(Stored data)

════════════════════

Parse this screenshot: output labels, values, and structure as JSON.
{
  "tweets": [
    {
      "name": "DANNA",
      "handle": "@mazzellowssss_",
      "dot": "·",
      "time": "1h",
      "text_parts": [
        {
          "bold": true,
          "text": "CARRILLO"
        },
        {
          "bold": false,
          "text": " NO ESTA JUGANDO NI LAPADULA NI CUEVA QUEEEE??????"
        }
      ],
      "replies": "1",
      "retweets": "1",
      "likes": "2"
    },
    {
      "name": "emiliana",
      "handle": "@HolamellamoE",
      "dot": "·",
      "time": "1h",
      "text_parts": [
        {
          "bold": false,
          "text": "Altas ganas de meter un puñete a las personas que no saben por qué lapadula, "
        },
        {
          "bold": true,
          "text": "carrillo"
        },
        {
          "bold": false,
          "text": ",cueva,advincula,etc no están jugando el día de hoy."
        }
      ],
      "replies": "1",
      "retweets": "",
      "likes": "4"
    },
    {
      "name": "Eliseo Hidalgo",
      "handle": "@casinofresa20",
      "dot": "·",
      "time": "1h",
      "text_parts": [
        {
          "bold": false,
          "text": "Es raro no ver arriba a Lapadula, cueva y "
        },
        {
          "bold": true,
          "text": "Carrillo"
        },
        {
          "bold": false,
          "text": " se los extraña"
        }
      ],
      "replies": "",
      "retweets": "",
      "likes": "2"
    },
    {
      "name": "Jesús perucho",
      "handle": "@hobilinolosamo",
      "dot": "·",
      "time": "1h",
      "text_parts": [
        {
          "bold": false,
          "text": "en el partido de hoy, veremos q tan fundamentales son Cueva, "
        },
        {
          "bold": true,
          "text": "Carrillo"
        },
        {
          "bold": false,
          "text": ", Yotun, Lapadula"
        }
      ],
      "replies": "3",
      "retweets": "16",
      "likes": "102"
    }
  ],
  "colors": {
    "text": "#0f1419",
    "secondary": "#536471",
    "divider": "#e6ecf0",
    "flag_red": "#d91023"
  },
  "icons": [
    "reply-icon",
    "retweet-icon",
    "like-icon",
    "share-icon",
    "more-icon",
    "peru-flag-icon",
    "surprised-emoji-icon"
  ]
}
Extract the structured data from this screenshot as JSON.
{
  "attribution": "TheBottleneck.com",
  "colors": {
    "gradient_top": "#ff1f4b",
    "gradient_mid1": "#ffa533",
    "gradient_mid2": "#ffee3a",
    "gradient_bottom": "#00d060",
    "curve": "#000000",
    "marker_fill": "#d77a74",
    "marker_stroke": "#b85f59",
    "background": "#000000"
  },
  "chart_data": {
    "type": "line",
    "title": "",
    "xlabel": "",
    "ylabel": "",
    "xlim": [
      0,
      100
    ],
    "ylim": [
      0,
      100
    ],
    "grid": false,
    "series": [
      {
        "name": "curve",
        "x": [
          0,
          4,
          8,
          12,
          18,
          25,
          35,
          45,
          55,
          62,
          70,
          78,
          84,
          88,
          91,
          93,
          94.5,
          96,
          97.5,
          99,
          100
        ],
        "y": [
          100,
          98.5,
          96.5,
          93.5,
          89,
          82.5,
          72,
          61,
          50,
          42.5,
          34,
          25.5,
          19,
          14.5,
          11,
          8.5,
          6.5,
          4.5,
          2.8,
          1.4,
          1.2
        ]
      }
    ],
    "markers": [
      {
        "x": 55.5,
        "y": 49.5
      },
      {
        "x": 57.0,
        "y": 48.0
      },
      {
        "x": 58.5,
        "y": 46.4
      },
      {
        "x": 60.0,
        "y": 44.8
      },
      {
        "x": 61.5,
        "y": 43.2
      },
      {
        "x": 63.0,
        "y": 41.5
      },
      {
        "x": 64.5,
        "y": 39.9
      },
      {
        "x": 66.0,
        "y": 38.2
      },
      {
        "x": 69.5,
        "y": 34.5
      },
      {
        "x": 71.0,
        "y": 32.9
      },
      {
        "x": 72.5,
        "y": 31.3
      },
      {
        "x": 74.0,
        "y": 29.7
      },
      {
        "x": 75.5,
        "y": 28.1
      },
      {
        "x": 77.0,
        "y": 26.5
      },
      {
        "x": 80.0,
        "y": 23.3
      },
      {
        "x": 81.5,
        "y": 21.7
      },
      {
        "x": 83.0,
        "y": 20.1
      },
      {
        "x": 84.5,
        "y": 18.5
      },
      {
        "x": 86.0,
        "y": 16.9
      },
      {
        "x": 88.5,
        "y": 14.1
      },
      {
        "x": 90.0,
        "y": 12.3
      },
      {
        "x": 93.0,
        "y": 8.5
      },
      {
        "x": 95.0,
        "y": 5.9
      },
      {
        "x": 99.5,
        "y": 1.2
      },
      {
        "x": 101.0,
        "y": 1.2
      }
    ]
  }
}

════════════════════

WHAT YOU NEED TO DO: Reproduce each line from the records that contains the word "retweets".

FULL RESPONSE:
      "retweets": "1",
      "retweets": "",
      "retweets": "",
      "retweets": "16",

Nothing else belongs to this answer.